Records provided =
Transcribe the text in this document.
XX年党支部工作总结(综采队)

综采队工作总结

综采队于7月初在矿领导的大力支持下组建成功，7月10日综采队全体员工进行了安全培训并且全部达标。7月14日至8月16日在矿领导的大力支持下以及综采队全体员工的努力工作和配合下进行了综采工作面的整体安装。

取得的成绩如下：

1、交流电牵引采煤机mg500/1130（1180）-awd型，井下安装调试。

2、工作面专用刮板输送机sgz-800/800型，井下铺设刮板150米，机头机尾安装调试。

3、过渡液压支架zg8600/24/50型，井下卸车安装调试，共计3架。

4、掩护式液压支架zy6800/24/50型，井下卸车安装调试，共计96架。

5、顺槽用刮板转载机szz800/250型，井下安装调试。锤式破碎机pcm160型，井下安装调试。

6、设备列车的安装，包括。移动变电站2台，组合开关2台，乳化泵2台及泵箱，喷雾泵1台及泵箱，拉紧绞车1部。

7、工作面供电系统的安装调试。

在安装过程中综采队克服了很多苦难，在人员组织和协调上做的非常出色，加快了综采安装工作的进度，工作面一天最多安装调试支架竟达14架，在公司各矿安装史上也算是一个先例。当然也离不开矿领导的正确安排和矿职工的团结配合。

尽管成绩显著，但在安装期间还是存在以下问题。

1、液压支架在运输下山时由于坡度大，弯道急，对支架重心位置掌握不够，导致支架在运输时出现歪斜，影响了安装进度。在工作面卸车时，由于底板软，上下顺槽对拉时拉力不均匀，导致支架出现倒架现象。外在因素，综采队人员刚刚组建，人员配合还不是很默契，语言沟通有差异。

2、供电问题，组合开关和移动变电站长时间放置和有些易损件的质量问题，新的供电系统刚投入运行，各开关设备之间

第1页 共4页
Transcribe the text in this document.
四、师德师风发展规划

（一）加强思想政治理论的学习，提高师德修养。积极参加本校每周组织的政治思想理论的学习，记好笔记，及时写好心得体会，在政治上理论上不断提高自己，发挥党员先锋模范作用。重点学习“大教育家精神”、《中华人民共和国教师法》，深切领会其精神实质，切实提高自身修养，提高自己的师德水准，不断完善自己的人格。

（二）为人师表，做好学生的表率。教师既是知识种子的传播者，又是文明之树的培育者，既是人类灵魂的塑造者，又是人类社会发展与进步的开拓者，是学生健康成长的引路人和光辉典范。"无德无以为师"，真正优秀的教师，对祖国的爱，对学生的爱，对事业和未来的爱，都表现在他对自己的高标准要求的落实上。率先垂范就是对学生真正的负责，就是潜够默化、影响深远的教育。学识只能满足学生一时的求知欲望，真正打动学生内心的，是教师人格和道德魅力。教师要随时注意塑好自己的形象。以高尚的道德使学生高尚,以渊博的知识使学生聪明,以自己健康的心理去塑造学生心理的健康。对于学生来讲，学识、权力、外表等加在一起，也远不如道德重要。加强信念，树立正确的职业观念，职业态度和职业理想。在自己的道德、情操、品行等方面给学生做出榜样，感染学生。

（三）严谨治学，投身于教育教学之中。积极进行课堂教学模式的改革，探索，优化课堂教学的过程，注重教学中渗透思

Your instructions = Output each entry precisely as given.

Task answer =
Transcribe the text in this document.
XX年党支部工作总结(综采队)

综采队工作总结

综采队于7月初在矿领导的大力支持下组建成功，7月10日综采队全体员工进行了安全培训并且全部达标。7月14日至8月16日在矿领导的大力支持下以及综采队全体员工的努力工作和配合下进行了综采工作面的整体安装。

取得的成绩如下：

1、交流电牵引采煤机mg500/1130（1180）-awd型，井下安装调试。

2、工作面专用刮板输送机sgz-800/800型，井下铺设刮板150米，机头机尾安装调试。

3、过渡液压支架zg8600/24/50型，井下卸车安装调试，共计3架。

4、掩护式液压支架zy6800/24/50型，井下卸车安装调试，共计96架。

5、顺槽用刮板转载机szz800/250型，井下安装调试。锤式破碎机pcm160型，井下安装调试。

6、设备列车的安装，包括。移动变电站2台，组合开关2台，乳化泵2台及泵箱，喷雾泵1台及泵箱，拉紧绞车1部。

7、工作面供电系统的安装调试。

在安装过程中综采队克服了很多苦难，在人员组织和协调上做的非常出色，加快了综采安装工作的进度，工作面一天最多安装调试支架竟达14架，在公司各矿安装史上也算是一个先例。当然也离不开矿领导的正确安排和矿职工的团结配合。

尽管成绩显著，但在安装期间还是存在以下问题。

1、液压支架在运输下山时由于坡度大，弯道急，对支架重心位置掌握不够，导致支架在运输时出现歪斜，影响了安装进度。在工作面卸车时，由于底板软，上下顺槽对拉时拉力不均匀，导致支架出现倒架现象。外在因素，综采队人员刚刚组建，人员配合还不是很默契，语言沟通有差异。

2、供电问题，组合开关和移动变电站长时间放置和有些易损件的质量问题，新的供电系统刚投入运行，各开关设备之间

第1页 共4页
Transcribe the text in this document.
四、师德师风发展规划

（一）加强思想政治理论的学习，提高师德修养。积极参加本校每周组织的政治思想理论的学习，记好笔记，及时写好心得体会，在政治上理论上不断提高自己，发挥党员先锋模范作用。重点学习“大教育家精神”、《中华人民共和国教师法》，深切领会其精神实质，切实提高自身修养，提高自己的师德水准，不断完善自己的人格。

（二）为人师表，做好学生的表率。教师既是知识种子的传播者，又是文明之树的培育者，既是人类灵魂的塑造者，又是人类社会发展与进步的开拓者，是学生健康成长的引路人和光辉典范。"无德无以为师"，真正优秀的教师，对祖国的爱，对学生的爱，对事业和未来的爱，都表现在他对自己的高标准要求的落实上。率先垂范就是对学生真正的负责，就是潜够默化、影响深远的教育。学识只能满足学生一时的求知欲望，真正打动学生内心的，是教师人格和道德魅力。教师要随时注意塑好自己的形象。以高尚的道德使学生高尚,以渊博的知识使学生聪明,以自己健康的心理去塑造学生心理的健康。对于学生来讲，学识、权力、外表等加在一起，也远不如道德重要。加强信念，树立正确的职业观念，职业态度和职业理想。在自己的道德、情操、品行等方面给学生做出榜样，感染学生。

（三）严谨治学，投身于教育教学之中。积极进行课堂教学模式的改革，探索，优化课堂教学的过程，注重教学中渗透思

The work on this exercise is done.